» Given request: Extract the whole listing as it stands. Do not include the pictures.

» Records shown:
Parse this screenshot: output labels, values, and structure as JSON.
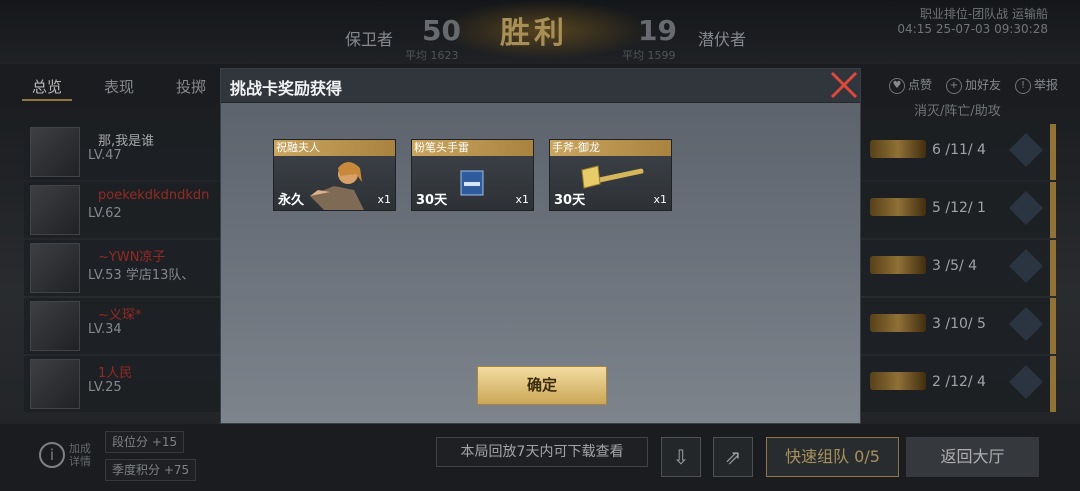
{
  "scoreboard": {
    "victory": "胜利",
    "left_team": "保卫者",
    "left_score": "50",
    "left_avg": "平均 1623",
    "right_team": "潜伏者",
    "right_score": "19",
    "right_avg": "平均 1599",
    "mode": "职业排位-团队战 运输船",
    "time": "04:15 25-07-03 09:30:28"
  },
  "tabs": [
    "总览",
    "表现",
    "投掷"
  ],
  "actions": [
    "点赞",
    "加好友",
    "举报"
  ],
  "column_header": "消灭/阵亡/助攻",
  "players": [
    {
      "name": "那,我是谁",
      "level": "LV.47"
    },
    {
      "name": "poekekdkdndkdn",
      "level": "LV.62"
    },
    {
      "name": "~YWN凉子",
      "level": "LV.53 学店13队、"
    },
    {
      "name": "~义琛*",
      "level": "LV.34"
    },
    {
      "name": "1人民",
      "level": "LV.25"
    }
  ],
  "stats": [
    "6 /11/ 4",
    "5 /12/ 1",
    "3 /5/ 4",
    "3 /10/ 5",
    "2 /12/ 4"
  ],
  "bottom": {
    "info_label": "加成详情",
    "rank_points": "段位分 +15",
    "season_points": "季度积分 +75",
    "replay": "本局回放7天内可下载查看",
    "fast_team": "快速组队 0/5",
    "back": "返回大厅"
  },
  "modal": {
    "title": "挑战卡奖励获得",
    "rewards": [
      {
        "name": "祝融夫人",
        "duration": "永久",
        "qty": "x1"
      },
      {
        "name": "粉笔头手雷",
        "duration": "30天",
        "qty": "x1"
      },
      {
        "name": "手斧-御龙",
        "duration": "30天",
        "qty": "x1"
      }
    ],
    "confirm": "确定"
  },
  "colors": {
    "accent_gold": "#caa04d",
    "close_red": "#e0483c"
  }
}
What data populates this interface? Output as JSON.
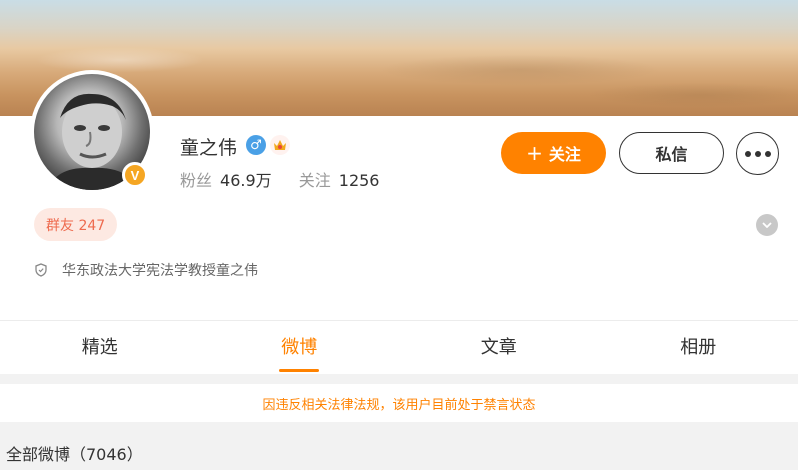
{
  "profile": {
    "username": "童之伟",
    "verified_badge": "V",
    "stats": {
      "followers_label": "粉丝",
      "followers_value": "46.9万",
      "following_label": "关注",
      "following_value": "1256"
    },
    "group_badge": "群友 247",
    "description": "华东政法大学宪法学教授童之伟",
    "gender": "male",
    "icons": [
      "male-gender-icon",
      "vip-crown-icon",
      "verified-badge-icon",
      "shield-icon",
      "chevron-down-icon",
      "more-icon",
      "plus-icon"
    ]
  },
  "actions": {
    "follow_plus": "+",
    "follow_label": "关注",
    "message_label": "私信"
  },
  "tabs": [
    {
      "label": "精选",
      "active": false
    },
    {
      "label": "微博",
      "active": true
    },
    {
      "label": "文章",
      "active": false
    },
    {
      "label": "相册",
      "active": false
    }
  ],
  "notice": "因违反相关法律法规，该用户目前处于禁言状态",
  "posts_header": "全部微博（7046）",
  "colors": {
    "accent": "#ff8200",
    "verified": "#f5a623",
    "gender": "#4aa0e6",
    "badge_text": "#ee6b4f"
  }
}
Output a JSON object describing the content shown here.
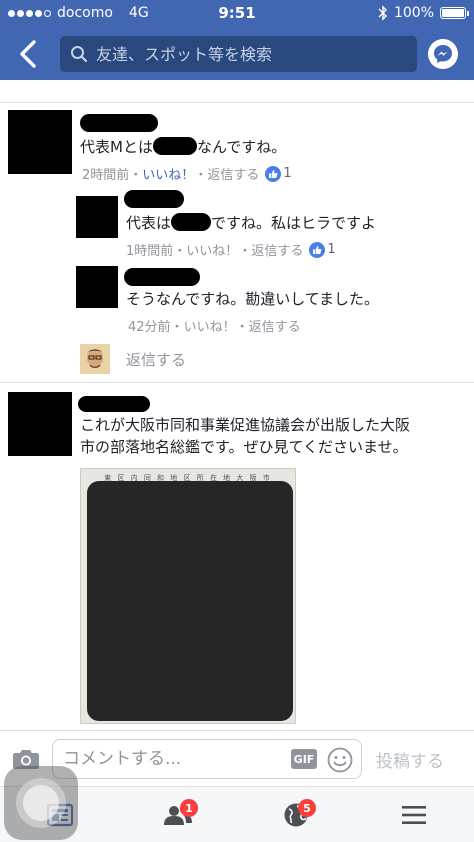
{
  "status_bar": {
    "carrier": "docomo",
    "network": "4G",
    "time": "9:51",
    "battery": "100%",
    "signal_bars_filled": 4,
    "signal_bars_total": 5
  },
  "nav": {
    "search_placeholder": "友達、スポット等を検索"
  },
  "comments": [
    {
      "text_before": "代表Mとは",
      "text_after": "なんですね。",
      "time": "2時間前",
      "like_label": "いいね！",
      "reply_label": "返信する",
      "likes": "1",
      "liked_by_me": true
    },
    {
      "text_before": "代表は",
      "text_after": "ですね。私はヒラですよ",
      "time": "1時間前",
      "like_label": "いいね！",
      "reply_label": "返信する",
      "likes": "1",
      "liked_by_me": false
    },
    {
      "text": "そうなんですね。勘違いしてました。",
      "time": "42分前",
      "like_label": "いいね！",
      "reply_label": "返信する"
    }
  ],
  "reply_prompt": "返信する",
  "post_comment": {
    "line1": "これが大阪市同和事業促進協議会が出版した大阪",
    "line2": "市の部落地名総鑑です。ぜひ見てくださいませ。",
    "image_header": "東 区 内 同 和 地 区 所 在 地 大 阪 市"
  },
  "composer": {
    "placeholder": "コメントする...",
    "gif_label": "GIF",
    "post_label": "投稿する"
  },
  "tabs": {
    "friends_badge": "1",
    "notifications_badge": "5"
  },
  "colors": {
    "brand": "#4267b2",
    "link": "#4267b2",
    "meta": "#90949c",
    "badge": "#fa3e3e"
  }
}
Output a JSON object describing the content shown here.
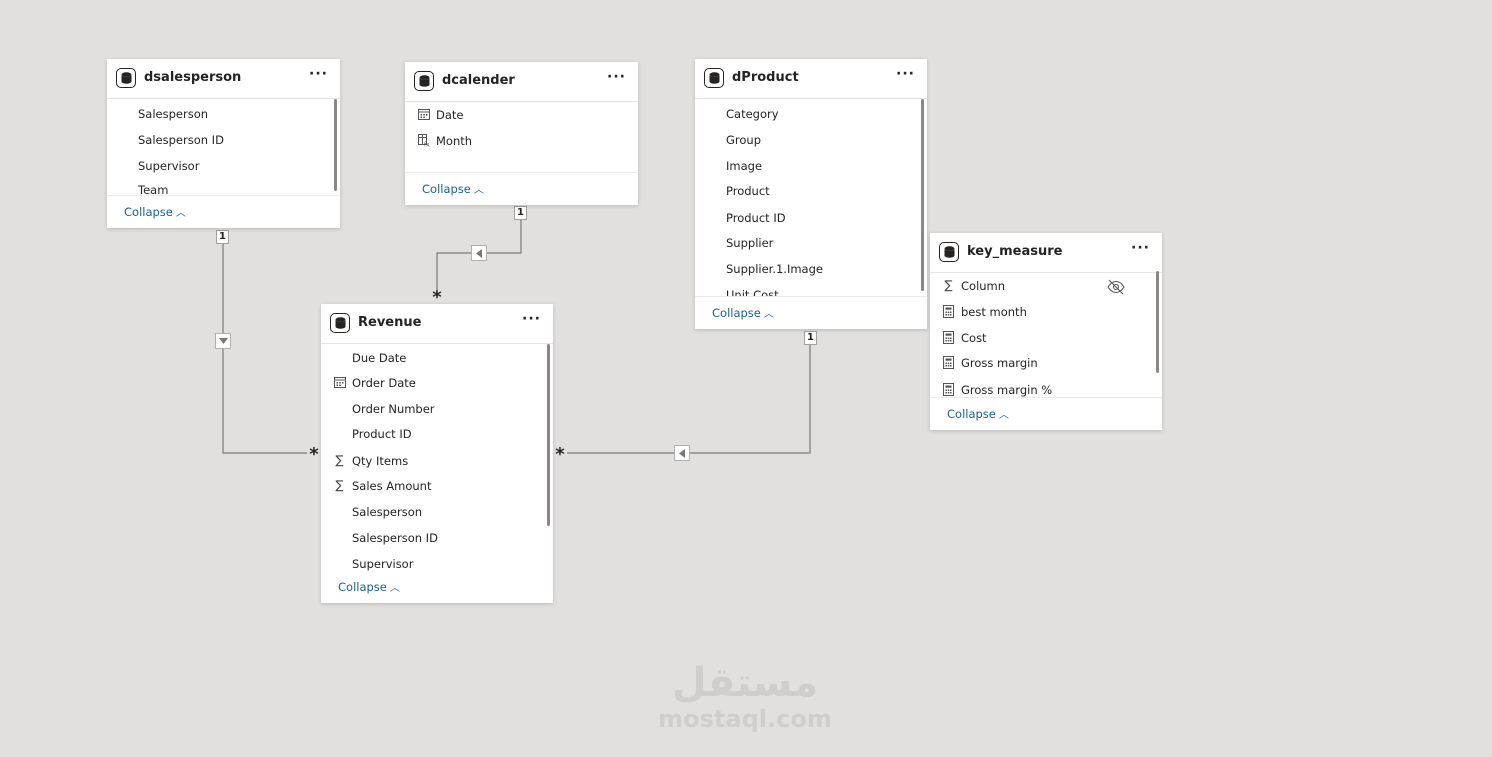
{
  "tables": {
    "dsalesperson": {
      "name": "dsalesperson",
      "more": "···",
      "fields": [
        {
          "icon": "",
          "label": "Salesperson"
        },
        {
          "icon": "",
          "label": "Salesperson ID"
        },
        {
          "icon": "",
          "label": "Supervisor"
        },
        {
          "icon": "",
          "label": "Team"
        }
      ],
      "collapse_label": "Collapse"
    },
    "dcalender": {
      "name": "dcalender",
      "more": "···",
      "fields": [
        {
          "icon": "calendar-icon",
          "label": "Date"
        },
        {
          "icon": "calculated-column-icon",
          "label": "Month"
        }
      ],
      "collapse_label": "Collapse"
    },
    "dProduct": {
      "name": "dProduct",
      "more": "···",
      "fields": [
        {
          "icon": "",
          "label": "Category"
        },
        {
          "icon": "",
          "label": "Group"
        },
        {
          "icon": "",
          "label": "Image"
        },
        {
          "icon": "",
          "label": "Product"
        },
        {
          "icon": "",
          "label": "Product ID"
        },
        {
          "icon": "",
          "label": "Supplier"
        },
        {
          "icon": "",
          "label": "Supplier.1.Image"
        },
        {
          "icon": "",
          "label": "Unit Cost"
        }
      ],
      "collapse_label": "Collapse"
    },
    "key_measure": {
      "name": "key_measure",
      "more": "···",
      "fields": [
        {
          "icon": "sigma-icon",
          "label": "Column"
        },
        {
          "icon": "measure-icon",
          "label": "best month"
        },
        {
          "icon": "measure-icon",
          "label": "Cost"
        },
        {
          "icon": "measure-icon",
          "label": "Gross margin"
        },
        {
          "icon": "measure-icon",
          "label": "Gross margin %"
        }
      ],
      "collapse_label": "Collapse"
    },
    "Revenue": {
      "name": "Revenue",
      "more": "···",
      "fields": [
        {
          "icon": "",
          "label": "Due Date"
        },
        {
          "icon": "calendar-icon",
          "label": "Order Date"
        },
        {
          "icon": "",
          "label": "Order Number"
        },
        {
          "icon": "",
          "label": "Product ID"
        },
        {
          "icon": "sigma-icon",
          "label": "Qty Items"
        },
        {
          "icon": "sigma-icon",
          "label": "Sales Amount"
        },
        {
          "icon": "",
          "label": "Salesperson"
        },
        {
          "icon": "",
          "label": "Salesperson ID"
        },
        {
          "icon": "",
          "label": "Supervisor"
        }
      ],
      "collapse_label": "Collapse"
    }
  },
  "relationships": {
    "one": "1",
    "many": "*"
  },
  "watermark": {
    "arabic": "مستقل",
    "latin": "mostaql.com"
  },
  "colors": {
    "canvas": "#e1e0df",
    "card": "#ffffff",
    "link": "#1b5f8a",
    "line": "#7a7a7a"
  }
}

» Answer in full:
Parse this screenshot: output labels, values, and structure as JSON.
{
  "scoreboard": {
    "victory": "胜利",
    "left_team": "保卫者",
    "left_score": "50",
    "left_avg": "平均 1623",
    "right_team": "潜伏者",
    "right_score": "19",
    "right_avg": "平均 1599",
    "mode": "职业排位-团队战 运输船",
    "time": "04:15 25-07-03 09:30:28"
  },
  "tabs": [
    "总览",
    "表现",
    "投掷"
  ],
  "actions": [
    "点赞",
    "加好友",
    "举报"
  ],
  "column_header": "消灭/阵亡/助攻",
  "players": [
    {
      "name": "那,我是谁",
      "level": "LV.47"
    },
    {
      "name": "poekekdkdndkdn",
      "level": "LV.62"
    },
    {
      "name": "~YWN凉子",
      "level": "LV.53 学店13队、"
    },
    {
      "name": "~义琛*",
      "level": "LV.34"
    },
    {
      "name": "1人民",
      "level": "LV.25"
    }
  ],
  "stats": [
    "6 /11/ 4",
    "5 /12/ 1",
    "3 /5/ 4",
    "3 /10/ 5",
    "2 /12/ 4"
  ],
  "bottom": {
    "info_label": "加成详情",
    "rank_points": "段位分 +15",
    "season_points": "季度积分 +75",
    "replay": "本局回放7天内可下载查看",
    "fast_team": "快速组队 0/5",
    "back": "返回大厅"
  },
  "modal": {
    "title": "挑战卡奖励获得",
    "rewards": [
      {
        "name": "祝融夫人",
        "duration": "永久",
        "qty": "x1"
      },
      {
        "name": "粉笔头手雷",
        "duration": "30天",
        "qty": "x1"
      },
      {
        "name": "手斧-御龙",
        "duration": "30天",
        "qty": "x1"
      }
    ],
    "confirm": "确定"
  },
  "colors": {
    "accent_gold": "#caa04d",
    "close_red": "#e0483c"
  }
}
What data populates this interface? Output as JSON.
{
  "profile": {
    "username": "童之伟",
    "verified_badge": "V",
    "stats": {
      "followers_label": "粉丝",
      "followers_value": "46.9万",
      "following_label": "关注",
      "following_value": "1256"
    },
    "group_badge": "群友 247",
    "description": "华东政法大学宪法学教授童之伟",
    "gender": "male",
    "icons": [
      "male-gender-icon",
      "vip-crown-icon",
      "verified-badge-icon",
      "shield-icon",
      "chevron-down-icon",
      "more-icon",
      "plus-icon"
    ]
  },
  "actions": {
    "follow_plus": "+",
    "follow_label": "关注",
    "message_label": "私信"
  },
  "tabs": [
    {
      "label": "精选",
      "active": false
    },
    {
      "label": "微博",
      "active": true
    },
    {
      "label": "文章",
      "active": false
    },
    {
      "label": "相册",
      "active": false
    }
  ],
  "notice": "因违反相关法律法规，该用户目前处于禁言状态",
  "posts_header": "全部微博（7046）",
  "colors": {
    "accent": "#ff8200",
    "verified": "#f5a623",
    "gender": "#4aa0e6",
    "badge_text": "#ee6b4f"
  }
}
Output a JSON object describing the content shown here.
{
  "status_bar": {
    "carrier": "docomo",
    "network": "4G",
    "time": "9:51",
    "battery": "100%",
    "signal_bars_filled": 4,
    "signal_bars_total": 5
  },
  "nav": {
    "search_placeholder": "友達、スポット等を検索"
  },
  "comments": [
    {
      "text_before": "代表Mとは",
      "text_after": "なんですね。",
      "time": "2時間前",
      "like_label": "いいね！",
      "reply_label": "返信する",
      "likes": "1",
      "liked_by_me": true
    },
    {
      "text_before": "代表は",
      "text_after": "ですね。私はヒラですよ",
      "time": "1時間前",
      "like_label": "いいね！",
      "reply_label": "返信する",
      "likes": "1",
      "liked_by_me": false
    },
    {
      "text": "そうなんですね。勘違いしてました。",
      "time": "42分前",
      "like_label": "いいね！",
      "reply_label": "返信する"
    }
  ],
  "reply_prompt": "返信する",
  "post_comment": {
    "line1": "これが大阪市同和事業促進協議会が出版した大阪",
    "line2": "市の部落地名総鑑です。ぜひ見てくださいませ。",
    "image_header": "東 区 内 同 和 地 区 所 在 地 大 阪 市"
  },
  "composer": {
    "placeholder": "コメントする...",
    "gif_label": "GIF",
    "post_label": "投稿する"
  },
  "tabs": {
    "friends_badge": "1",
    "notifications_badge": "5"
  },
  "colors": {
    "brand": "#4267b2",
    "link": "#4267b2",
    "meta": "#90949c",
    "badge": "#fa3e3e"
  }
}
Output a JSON object describing the content shown here.
{
  "tables": {
    "dsalesperson": {
      "name": "dsalesperson",
      "more": "···",
      "fields": [
        {
          "icon": "",
          "label": "Salesperson"
        },
        {
          "icon": "",
          "label": "Salesperson ID"
        },
        {
          "icon": "",
          "label": "Supervisor"
        },
        {
          "icon": "",
          "label": "Team"
        }
      ],
      "collapse_label": "Collapse"
    },
    "dcalender": {
      "name": "dcalender",
      "more": "···",
      "fields": [
        {
          "icon": "calendar-icon",
          "label": "Date"
        },
        {
          "icon": "calculated-column-icon",
          "label": "Month"
        }
      ],
      "collapse_label": "Collapse"
    },
    "dProduct": {
      "name": "dProduct",
      "more": "···",
      "fields": [
        {
          "icon": "",
          "label": "Category"
        },
        {
          "icon": "",
          "label": "Group"
        },
        {
          "icon": "",
          "label": "Image"
        },
        {
          "icon": "",
          "label": "Product"
        },
        {
          "icon": "",
          "label": "Product ID"
        },
        {
          "icon": "",
          "label": "Supplier"
        },
        {
          "icon": "",
          "label": "Supplier.1.Image"
        },
        {
          "icon": "",
          "label": "Unit Cost"
        }
      ],
      "collapse_label": "Collapse"
    },
    "key_measure": {
      "name": "key_measure",
      "more": "···",
      "fields": [
        {
          "icon": "sigma-icon",
          "label": "Column"
        },
        {
          "icon": "measure-icon",
          "label": "best month"
        },
        {
          "icon": "measure-icon",
          "label": "Cost"
        },
        {
          "icon": "measure-icon",
          "label": "Gross margin"
        },
        {
          "icon": "measure-icon",
          "label": "Gross margin %"
        }
      ],
      "collapse_label": "Collapse"
    },
    "Revenue": {
      "name": "Revenue",
      "more": "···",
      "fields": [
        {
          "icon": "",
          "label": "Due Date"
        },
        {
          "icon": "calendar-icon",
          "label": "Order Date"
        },
        {
          "icon": "",
          "label": "Order Number"
        },
        {
          "icon": "",
          "label": "Product ID"
        },
        {
          "icon": "sigma-icon",
          "label": "Qty Items"
        },
        {
          "icon": "sigma-icon",
          "label": "Sales Amount"
        },
        {
          "icon": "",
          "label": "Salesperson"
        },
        {
          "icon": "",
          "label": "Salesperson ID"
        },
        {
          "icon": "",
          "label": "Supervisor"
        }
      ],
      "collapse_label": "Collapse"
    }
  },
  "relationships": {
    "one": "1",
    "many": "*"
  },
  "watermark": {
    "arabic": "مستقل",
    "latin": "mostaql.com"
  },
  "colors": {
    "canvas": "#e1e0df",
    "card": "#ffffff",
    "link": "#1b5f8a",
    "line": "#7a7a7a"
  }
}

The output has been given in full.